Print verbatim the lines of the records from the very first line through the line that contains "133, 56, 176]", with both of these lines included.

═══ Data rows

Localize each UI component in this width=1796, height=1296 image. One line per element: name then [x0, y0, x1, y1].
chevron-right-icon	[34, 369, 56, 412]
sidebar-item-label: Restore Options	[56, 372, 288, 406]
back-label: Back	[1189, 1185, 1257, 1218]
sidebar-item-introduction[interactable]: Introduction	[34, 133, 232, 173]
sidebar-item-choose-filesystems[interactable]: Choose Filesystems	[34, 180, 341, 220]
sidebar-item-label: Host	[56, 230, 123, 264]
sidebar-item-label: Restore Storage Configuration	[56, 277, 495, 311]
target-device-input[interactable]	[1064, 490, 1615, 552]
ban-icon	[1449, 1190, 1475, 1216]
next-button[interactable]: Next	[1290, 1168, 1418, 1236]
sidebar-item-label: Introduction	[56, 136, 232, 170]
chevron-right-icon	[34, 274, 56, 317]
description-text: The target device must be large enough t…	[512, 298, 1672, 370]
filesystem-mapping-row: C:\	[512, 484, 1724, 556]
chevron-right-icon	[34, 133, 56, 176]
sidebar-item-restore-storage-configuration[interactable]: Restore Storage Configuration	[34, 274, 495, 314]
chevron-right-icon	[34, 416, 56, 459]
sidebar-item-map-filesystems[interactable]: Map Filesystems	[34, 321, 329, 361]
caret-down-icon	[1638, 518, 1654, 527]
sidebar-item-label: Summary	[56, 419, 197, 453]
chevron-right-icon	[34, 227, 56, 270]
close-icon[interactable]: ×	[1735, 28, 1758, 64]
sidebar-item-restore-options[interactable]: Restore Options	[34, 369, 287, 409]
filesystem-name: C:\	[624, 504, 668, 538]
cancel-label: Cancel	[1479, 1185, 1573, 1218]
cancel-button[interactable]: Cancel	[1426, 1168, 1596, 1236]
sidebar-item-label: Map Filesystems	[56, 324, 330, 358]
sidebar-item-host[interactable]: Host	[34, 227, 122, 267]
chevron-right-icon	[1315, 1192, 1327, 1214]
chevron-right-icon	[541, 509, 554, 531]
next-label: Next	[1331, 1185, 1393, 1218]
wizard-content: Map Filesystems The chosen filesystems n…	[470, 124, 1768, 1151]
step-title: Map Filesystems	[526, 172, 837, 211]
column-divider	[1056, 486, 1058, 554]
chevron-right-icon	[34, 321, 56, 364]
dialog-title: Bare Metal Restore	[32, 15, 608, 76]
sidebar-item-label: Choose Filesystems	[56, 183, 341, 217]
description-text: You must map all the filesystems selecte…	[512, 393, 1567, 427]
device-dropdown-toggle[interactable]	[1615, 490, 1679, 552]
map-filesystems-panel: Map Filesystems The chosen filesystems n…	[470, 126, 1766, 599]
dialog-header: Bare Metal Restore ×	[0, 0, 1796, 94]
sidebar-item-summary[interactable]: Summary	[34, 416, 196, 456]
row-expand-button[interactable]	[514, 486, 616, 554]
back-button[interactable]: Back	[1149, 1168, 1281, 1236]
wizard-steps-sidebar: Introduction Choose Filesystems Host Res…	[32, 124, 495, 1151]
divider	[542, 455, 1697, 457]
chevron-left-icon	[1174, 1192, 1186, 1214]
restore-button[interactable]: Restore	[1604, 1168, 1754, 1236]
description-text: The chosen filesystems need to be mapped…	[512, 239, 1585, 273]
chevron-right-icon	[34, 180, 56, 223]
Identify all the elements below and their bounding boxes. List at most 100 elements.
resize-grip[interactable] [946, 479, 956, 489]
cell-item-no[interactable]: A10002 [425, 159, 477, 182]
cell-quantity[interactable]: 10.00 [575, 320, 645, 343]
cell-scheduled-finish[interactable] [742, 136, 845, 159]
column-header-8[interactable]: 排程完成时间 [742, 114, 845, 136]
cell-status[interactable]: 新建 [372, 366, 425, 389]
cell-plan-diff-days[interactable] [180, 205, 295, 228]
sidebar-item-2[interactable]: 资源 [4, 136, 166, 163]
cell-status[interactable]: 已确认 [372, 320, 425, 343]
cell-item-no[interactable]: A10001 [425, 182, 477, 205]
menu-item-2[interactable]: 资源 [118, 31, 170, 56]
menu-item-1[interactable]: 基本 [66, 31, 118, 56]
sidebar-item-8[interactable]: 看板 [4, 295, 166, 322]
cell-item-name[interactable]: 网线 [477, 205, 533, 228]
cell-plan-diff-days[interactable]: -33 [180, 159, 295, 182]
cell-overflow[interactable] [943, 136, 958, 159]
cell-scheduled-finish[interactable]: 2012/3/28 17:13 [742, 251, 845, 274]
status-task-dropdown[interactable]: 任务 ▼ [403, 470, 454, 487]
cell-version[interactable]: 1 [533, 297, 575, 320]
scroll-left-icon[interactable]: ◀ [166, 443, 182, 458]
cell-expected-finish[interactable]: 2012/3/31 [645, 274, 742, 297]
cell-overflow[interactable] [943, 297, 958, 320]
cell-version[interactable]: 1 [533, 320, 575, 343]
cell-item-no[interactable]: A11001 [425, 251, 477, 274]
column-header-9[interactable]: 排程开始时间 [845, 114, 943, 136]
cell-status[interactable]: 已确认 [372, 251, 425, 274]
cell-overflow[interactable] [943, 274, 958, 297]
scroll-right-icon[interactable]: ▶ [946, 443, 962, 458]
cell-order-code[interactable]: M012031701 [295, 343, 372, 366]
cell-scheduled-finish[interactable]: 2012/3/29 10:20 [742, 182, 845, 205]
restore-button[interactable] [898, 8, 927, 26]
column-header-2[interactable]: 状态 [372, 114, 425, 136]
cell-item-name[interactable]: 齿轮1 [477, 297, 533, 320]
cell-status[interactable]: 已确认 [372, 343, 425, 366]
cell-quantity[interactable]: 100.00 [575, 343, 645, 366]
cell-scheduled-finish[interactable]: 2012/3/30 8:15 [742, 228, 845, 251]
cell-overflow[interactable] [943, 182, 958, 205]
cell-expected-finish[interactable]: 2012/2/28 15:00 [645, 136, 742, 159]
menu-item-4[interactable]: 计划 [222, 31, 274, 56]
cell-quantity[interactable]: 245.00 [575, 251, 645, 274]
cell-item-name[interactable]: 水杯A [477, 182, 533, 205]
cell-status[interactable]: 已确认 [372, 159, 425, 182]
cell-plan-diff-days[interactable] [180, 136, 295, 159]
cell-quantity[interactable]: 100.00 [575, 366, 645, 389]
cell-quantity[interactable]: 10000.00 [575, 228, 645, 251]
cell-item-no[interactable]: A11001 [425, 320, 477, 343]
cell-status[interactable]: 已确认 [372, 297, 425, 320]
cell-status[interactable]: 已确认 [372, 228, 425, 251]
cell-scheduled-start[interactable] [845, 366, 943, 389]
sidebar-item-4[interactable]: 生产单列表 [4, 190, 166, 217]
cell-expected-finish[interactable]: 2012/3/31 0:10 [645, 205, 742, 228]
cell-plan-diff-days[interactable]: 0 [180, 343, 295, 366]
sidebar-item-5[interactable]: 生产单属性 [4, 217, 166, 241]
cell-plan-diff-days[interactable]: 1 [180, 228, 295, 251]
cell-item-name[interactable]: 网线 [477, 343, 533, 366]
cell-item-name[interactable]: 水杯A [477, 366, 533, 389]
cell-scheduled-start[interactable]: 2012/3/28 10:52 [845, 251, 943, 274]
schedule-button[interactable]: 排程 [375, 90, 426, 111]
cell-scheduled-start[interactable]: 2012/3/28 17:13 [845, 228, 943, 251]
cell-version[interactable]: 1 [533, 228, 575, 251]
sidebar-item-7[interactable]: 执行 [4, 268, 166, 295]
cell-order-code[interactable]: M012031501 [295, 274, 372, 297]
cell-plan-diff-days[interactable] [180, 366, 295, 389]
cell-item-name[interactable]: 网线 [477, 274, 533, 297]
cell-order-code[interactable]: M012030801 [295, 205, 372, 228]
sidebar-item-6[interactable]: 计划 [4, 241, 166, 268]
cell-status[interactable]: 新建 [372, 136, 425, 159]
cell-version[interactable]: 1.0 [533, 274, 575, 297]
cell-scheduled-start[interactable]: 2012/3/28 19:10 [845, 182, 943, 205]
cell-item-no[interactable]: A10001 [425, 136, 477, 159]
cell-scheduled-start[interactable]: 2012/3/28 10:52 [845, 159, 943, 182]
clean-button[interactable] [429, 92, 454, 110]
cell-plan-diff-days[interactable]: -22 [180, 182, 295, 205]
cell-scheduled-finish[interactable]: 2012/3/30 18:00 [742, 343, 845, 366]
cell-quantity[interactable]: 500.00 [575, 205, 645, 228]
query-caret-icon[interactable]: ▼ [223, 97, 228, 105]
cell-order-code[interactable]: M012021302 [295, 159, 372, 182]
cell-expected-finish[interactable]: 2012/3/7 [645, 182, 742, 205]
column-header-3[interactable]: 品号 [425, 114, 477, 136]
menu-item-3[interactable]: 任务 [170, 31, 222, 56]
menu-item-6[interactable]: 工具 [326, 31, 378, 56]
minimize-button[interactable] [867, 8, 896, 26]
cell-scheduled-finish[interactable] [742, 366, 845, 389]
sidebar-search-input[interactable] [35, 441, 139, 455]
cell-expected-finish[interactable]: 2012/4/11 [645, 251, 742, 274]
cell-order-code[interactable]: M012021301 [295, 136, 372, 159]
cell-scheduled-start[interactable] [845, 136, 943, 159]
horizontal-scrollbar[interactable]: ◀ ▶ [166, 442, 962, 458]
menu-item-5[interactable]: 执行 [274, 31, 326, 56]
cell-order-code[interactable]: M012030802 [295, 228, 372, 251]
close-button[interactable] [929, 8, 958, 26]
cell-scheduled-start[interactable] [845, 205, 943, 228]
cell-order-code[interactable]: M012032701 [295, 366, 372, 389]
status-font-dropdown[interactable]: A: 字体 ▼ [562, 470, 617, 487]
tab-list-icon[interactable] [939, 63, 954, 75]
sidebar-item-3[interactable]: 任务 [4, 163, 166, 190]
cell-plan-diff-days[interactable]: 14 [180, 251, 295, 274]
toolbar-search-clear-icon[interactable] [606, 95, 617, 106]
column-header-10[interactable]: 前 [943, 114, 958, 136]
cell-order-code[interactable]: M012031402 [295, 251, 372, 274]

══════

→ **Written response**:
Localize each UI component in this width=1796, height=1296 image. One line per element: name then [x0, y0, x1, y1].
chevron-right-icon	[34, 369, 56, 412]
sidebar-item-label: Restore Options	[56, 372, 288, 406]
back-label: Back	[1189, 1185, 1257, 1218]
sidebar-item-introduction[interactable]: Introduction	[34, 133, 232, 173]
sidebar-item-choose-filesystems[interactable]: Choose Filesystems	[34, 180, 341, 220]
sidebar-item-label: Host	[56, 230, 123, 264]
sidebar-item-label: Restore Storage Configuration	[56, 277, 495, 311]
target-device-input[interactable]	[1064, 490, 1615, 552]
ban-icon	[1449, 1190, 1475, 1216]
next-button[interactable]: Next	[1290, 1168, 1418, 1236]
sidebar-item-label: Introduction	[56, 136, 232, 170]
chevron-right-icon	[34, 274, 56, 317]
description-text: The target device must be large enough t…	[512, 298, 1672, 370]
filesystem-mapping-row: C:\	[512, 484, 1724, 556]
chevron-right-icon	[34, 133, 56, 176]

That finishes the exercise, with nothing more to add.